Problem details:
Tally every line of the listing where the string "value" is found, and state the total alone.

------------------------------------

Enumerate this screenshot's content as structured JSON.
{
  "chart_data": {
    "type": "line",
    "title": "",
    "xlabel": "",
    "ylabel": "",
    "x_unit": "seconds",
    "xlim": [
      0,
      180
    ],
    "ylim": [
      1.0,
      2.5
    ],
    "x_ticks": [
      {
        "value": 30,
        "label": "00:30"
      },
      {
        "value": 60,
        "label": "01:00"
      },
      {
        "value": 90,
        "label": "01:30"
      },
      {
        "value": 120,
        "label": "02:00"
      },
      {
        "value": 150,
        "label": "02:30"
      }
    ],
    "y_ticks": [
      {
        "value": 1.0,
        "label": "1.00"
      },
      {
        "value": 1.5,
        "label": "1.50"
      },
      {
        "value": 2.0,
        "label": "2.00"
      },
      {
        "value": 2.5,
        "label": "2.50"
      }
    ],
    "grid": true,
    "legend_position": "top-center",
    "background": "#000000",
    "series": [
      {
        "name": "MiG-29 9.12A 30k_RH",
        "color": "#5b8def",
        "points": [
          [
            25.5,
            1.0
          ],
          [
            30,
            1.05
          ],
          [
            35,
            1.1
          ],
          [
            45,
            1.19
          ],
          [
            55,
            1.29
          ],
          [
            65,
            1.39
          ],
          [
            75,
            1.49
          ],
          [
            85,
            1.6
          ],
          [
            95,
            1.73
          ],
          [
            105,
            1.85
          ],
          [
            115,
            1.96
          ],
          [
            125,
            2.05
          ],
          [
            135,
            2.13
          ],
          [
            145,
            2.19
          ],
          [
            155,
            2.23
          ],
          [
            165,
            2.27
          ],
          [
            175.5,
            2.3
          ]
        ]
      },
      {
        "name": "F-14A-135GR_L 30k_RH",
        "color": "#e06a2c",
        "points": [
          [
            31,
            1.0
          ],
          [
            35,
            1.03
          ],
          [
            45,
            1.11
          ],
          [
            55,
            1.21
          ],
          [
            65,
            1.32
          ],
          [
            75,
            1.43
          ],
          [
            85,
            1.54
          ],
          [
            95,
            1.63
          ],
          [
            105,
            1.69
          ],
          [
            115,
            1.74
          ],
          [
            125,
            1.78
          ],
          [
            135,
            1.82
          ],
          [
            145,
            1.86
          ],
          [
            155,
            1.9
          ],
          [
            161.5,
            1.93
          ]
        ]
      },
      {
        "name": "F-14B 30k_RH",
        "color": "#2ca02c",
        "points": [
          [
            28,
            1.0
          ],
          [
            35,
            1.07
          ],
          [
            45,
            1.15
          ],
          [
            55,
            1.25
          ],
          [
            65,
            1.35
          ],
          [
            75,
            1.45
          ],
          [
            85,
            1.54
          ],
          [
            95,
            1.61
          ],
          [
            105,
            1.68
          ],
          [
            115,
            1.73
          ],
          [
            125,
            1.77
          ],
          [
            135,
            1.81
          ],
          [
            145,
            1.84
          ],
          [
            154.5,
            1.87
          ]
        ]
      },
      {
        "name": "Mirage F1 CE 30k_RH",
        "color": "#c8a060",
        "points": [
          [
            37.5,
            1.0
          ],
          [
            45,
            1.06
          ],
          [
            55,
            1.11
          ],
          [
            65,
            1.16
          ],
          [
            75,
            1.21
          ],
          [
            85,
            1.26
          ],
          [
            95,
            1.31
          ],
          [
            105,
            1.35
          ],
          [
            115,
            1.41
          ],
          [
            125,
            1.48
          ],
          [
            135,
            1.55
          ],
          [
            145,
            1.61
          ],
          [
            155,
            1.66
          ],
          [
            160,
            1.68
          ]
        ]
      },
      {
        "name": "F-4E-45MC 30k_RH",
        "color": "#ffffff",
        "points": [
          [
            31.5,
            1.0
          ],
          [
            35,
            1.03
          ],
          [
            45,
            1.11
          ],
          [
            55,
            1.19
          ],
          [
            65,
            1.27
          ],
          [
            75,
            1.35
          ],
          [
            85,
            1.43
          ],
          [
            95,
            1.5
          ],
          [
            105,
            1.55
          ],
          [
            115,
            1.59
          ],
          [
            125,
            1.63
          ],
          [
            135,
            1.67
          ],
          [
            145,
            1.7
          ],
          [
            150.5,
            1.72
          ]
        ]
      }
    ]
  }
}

------------------------------------

Exercise response:
9